(DOCUMENT SECTION)
The Palmer Raids took place in November of 1919, in a national-crisis atmosphere of cascading postwar strikes, as union leaders pushed for gains and for penalties for war profiteers. Huge numbers of “suspicious” people and organizations were netted, a mass of potential deportees.
Almost humorously, a massively publicized prediction of revolutionary violence pegged to May Day 1920 left Palmer and Hoover high and dry when “nothing happened.” Major newspapers, which till then had published Palmer and Hoover’s every paranoid effusion, felt “taken for a ride” and were early defectors from the Red Scare bandwagon.
As with Trump’s short reign, democratic values held on in unexpected parts of officialdom.
Louis Post, an undersecretary of Labor with a foot in Henry George’s near-socialist camp, found himself in charge of the department as his superiors were absent and suddenly became the official to make the call on thousands of pending deportation cases. Careful and well-documented analysis found about 80 percent of them defective due to bad or no warrants, and he tossed them out, bringing screams from Rep. Johnson and his anti-immigrant allies in Congress. Post was investigated by a House committee in preparation for his impeachment. But he defended himself before the committee with such wit and skill that (after the popped balloon of the May Day 1920 non-insurrection) Congress abandoned its quest. Post had a wide network of support in and out of government, strong PR savvy and knew well where to pull the strings, but Hochschild suggests his skill at covering his tracks is one reason his important role is less widely known.
The trope of labor organizing as foreign and disloyal was already well engrained and easily turned majoritarian unease into violence. The above-mentioned American Protective League, the KKK for the new era of war fever, was created by a PR specialist in cahoots with Army Intelligence and gave men beyond draft age an organization and identity (with badges) that “deputized” them as enforcers of Americanism and would loosen their behavioral norms.
Many nervous majoritarian cultures before and since have extruded the same white-collar mob behavior enabled by officialdom. We are seeing this today —political violence in the US is, Reuters reports , reaching new highs.
In parallel, as frequently happens, is the contradiction of information control and its opposite, unconstrained rumor.
Wilson created the Committee for Public Information less than two weeks after he asked Congress for a declaration of war November 2, and veteran newsman George Creel was tapped to lead it. With Creel’s CPI, the US took the world stage on a wave of chauvinism and propaganda. The level of falsehood from officials, echoed in a compliant Hollywood’s implausible plots about conspiracy, brought a diminished public respect for truth per se, an eerie forecast of the Trump era – one newsman noted wonderingly “the force of an idea lies in its inspirational value. It matters very little whether it is true or false.” Meanwhile racist mob violence repeatedly flared up around the country fueled, in many instances, by rumor.
To counter the top-down promotion of the US as saviors of democracy, resistance came from well-known political figures like Eugene Debs and other Socialist Party members as well as more passively from the proposed cannon fodder themselves. Though not radical, many draft-age men proved reluctant to fight on foreign shores. Hochschild tots up 338,000 men who registered for the draft but failed to show for induction – “in those pre-electronic days, of course, it was easy to drop from sight.” Those who did not, but registered as conscientious objectors, could anticipate miserable treatment at the hands of military authorities. Gen. Wood, who was put to running a midwestern basic training camp instead of the swashbuckling leadership of troops in Europe he felt was his due, also had charge of all the COs at his camp and abused them openly.

(DATASET EXTRACT)

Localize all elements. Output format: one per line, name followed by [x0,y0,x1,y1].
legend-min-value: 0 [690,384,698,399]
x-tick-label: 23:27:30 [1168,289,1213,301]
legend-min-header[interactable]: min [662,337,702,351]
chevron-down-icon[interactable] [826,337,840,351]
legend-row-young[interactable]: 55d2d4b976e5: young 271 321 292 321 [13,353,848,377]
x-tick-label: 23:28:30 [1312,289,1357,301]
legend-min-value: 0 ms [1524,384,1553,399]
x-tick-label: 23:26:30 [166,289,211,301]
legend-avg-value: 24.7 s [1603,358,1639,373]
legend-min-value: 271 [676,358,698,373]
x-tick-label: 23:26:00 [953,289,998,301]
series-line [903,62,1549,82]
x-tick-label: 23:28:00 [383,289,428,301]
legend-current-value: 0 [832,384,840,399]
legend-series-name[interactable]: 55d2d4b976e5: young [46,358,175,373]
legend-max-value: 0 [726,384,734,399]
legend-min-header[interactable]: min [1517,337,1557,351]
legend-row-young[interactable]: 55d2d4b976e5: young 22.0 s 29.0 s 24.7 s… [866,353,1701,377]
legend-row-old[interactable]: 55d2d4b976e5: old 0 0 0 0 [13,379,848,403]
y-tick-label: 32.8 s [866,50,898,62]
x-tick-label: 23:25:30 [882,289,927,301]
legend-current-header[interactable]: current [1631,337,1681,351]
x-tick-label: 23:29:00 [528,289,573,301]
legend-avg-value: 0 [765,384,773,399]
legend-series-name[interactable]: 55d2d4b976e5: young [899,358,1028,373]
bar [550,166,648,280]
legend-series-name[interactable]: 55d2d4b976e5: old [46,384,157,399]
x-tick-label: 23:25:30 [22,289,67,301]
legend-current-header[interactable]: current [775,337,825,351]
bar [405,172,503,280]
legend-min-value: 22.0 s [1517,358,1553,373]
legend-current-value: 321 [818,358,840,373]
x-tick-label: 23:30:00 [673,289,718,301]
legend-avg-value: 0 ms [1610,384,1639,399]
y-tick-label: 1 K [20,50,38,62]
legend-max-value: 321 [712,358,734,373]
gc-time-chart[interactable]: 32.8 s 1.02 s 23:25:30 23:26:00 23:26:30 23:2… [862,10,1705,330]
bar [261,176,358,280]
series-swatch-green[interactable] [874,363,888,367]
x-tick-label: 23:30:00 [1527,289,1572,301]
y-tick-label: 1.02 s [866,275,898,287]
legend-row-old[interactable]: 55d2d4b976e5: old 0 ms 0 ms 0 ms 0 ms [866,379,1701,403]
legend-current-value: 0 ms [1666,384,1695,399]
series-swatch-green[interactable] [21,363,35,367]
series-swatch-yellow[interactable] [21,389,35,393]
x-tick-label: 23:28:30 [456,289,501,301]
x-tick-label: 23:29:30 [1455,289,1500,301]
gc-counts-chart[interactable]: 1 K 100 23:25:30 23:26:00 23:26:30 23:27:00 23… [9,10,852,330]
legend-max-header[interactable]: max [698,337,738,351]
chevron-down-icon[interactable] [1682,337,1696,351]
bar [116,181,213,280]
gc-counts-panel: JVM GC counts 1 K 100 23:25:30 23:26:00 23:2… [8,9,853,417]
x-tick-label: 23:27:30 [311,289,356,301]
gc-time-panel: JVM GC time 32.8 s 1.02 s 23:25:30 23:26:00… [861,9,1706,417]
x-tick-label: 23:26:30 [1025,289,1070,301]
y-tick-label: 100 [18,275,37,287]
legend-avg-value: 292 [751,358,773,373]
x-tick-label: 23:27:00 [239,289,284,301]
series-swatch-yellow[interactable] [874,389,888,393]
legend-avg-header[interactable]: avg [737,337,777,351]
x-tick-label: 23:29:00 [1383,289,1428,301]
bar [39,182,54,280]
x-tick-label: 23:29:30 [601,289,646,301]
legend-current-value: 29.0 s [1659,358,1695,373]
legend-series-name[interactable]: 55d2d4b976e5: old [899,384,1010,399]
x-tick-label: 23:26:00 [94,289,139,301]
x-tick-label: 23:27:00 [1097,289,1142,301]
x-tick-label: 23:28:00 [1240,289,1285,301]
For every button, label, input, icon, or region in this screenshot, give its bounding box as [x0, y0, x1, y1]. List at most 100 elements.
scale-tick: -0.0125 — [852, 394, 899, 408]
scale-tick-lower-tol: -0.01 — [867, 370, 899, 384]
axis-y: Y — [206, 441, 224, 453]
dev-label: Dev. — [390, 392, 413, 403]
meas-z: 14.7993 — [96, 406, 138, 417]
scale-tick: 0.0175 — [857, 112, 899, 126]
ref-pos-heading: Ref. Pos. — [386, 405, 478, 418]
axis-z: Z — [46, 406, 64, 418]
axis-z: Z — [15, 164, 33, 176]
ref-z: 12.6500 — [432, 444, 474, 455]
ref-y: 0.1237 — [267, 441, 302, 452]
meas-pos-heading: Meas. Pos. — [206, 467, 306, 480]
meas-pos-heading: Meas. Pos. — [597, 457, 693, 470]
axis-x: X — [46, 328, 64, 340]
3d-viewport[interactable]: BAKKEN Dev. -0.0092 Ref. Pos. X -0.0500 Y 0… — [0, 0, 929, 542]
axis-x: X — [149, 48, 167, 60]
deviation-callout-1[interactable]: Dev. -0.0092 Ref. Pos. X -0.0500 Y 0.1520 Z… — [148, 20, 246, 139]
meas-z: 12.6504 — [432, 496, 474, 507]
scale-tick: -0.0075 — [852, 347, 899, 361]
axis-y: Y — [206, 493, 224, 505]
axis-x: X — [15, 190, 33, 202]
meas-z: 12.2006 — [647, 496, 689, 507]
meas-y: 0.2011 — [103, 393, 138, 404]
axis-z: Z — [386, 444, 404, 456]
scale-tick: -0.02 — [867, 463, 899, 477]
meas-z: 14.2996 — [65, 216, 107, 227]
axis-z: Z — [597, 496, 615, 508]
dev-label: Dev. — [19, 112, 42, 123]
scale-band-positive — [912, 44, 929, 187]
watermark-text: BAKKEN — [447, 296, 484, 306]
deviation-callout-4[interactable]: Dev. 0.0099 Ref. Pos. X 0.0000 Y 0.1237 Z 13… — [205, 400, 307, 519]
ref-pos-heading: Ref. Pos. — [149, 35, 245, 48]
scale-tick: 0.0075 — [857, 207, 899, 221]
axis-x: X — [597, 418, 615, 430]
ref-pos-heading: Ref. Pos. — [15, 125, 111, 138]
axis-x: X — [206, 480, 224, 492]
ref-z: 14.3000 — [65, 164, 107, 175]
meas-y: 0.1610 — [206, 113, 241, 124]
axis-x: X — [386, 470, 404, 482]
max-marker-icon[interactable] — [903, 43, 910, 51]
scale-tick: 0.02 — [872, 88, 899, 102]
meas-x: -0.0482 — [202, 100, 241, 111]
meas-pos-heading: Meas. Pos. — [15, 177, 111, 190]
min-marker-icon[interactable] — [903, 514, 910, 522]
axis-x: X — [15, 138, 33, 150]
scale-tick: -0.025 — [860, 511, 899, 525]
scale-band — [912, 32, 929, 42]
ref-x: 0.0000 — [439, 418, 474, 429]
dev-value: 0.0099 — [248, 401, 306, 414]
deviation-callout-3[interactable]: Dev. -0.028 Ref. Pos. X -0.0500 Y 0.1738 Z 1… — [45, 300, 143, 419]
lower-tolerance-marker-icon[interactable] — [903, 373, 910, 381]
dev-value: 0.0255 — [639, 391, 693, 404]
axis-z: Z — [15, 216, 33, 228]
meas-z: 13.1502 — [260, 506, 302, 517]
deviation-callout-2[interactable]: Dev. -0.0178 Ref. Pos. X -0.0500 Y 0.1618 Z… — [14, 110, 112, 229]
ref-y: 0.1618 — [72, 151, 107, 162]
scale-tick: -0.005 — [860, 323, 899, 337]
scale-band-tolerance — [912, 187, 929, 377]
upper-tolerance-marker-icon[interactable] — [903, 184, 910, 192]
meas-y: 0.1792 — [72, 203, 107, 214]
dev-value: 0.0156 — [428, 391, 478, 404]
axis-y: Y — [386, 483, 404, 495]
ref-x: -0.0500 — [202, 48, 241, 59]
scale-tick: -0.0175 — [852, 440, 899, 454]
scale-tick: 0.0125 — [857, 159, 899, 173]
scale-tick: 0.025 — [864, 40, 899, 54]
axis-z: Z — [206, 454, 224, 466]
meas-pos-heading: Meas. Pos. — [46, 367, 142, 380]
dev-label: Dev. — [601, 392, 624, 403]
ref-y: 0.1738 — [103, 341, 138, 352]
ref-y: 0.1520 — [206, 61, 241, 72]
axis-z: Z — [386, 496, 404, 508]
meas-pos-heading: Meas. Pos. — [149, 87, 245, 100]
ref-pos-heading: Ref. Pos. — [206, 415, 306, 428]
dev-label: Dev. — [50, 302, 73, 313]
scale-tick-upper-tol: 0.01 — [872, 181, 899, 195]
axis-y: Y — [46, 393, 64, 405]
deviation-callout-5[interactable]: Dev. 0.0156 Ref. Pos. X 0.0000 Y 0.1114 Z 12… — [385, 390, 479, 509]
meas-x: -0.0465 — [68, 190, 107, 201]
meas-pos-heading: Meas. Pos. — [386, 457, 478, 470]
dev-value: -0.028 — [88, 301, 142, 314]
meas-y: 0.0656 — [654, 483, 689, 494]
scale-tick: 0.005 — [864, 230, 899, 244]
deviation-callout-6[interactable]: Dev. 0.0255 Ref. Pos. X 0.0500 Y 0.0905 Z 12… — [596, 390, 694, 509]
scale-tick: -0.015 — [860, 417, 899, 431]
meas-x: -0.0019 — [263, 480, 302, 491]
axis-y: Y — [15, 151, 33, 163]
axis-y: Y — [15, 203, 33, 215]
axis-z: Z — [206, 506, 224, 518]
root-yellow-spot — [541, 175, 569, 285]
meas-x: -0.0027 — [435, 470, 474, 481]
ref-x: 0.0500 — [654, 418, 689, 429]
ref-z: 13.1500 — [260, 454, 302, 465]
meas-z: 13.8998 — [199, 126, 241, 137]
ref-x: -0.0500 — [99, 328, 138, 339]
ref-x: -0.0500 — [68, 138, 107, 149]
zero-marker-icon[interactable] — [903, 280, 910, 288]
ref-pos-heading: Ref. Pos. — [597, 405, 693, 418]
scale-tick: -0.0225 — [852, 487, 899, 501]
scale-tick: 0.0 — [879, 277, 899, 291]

(TASK 1) According to the Red Scare passage, how many men registered for the draft but failed to show for induction?
(TASK 2) Repeat word for word the stretch of the Red Scare passage that begins with the words containing "In parallel, as" and ends with "instances, by rumor.".
(TASK 3) List every person named in the two paragraphs of the Red Scare passage that begin "Wilson created" and "To counter".

(REPLY 1) 338,000

(REPLY 2)
In parallel, as frequently happens, is the contradiction of information control and its opposite, unconstrained rumor.
Wilson created the Committee for Public Information less than two weeks after he asked Congress for a declaration of war November 2, and veteran newsman George Creel was tapped to lead it. With Creel’s CPI, the US took the world stage on a wave of chauvinism and propaganda. The level of falsehood from officials, echoed in a compliant Hollywood’s implausible plots about conspiracy, brought a diminished public respect for truth per se, an eerie forecast of the Trump era – one newsman noted wonderingly “the force of an idea lies in its inspirational value. It matters very little whether it is true or false.” Meanwhile racist mob violence repeatedly flared up around the country fueled, in many instances, by rumor.

(REPLY 3)
Wilson
George Creel
Trump
Eugene Debs
Hochschild
Gen. Wood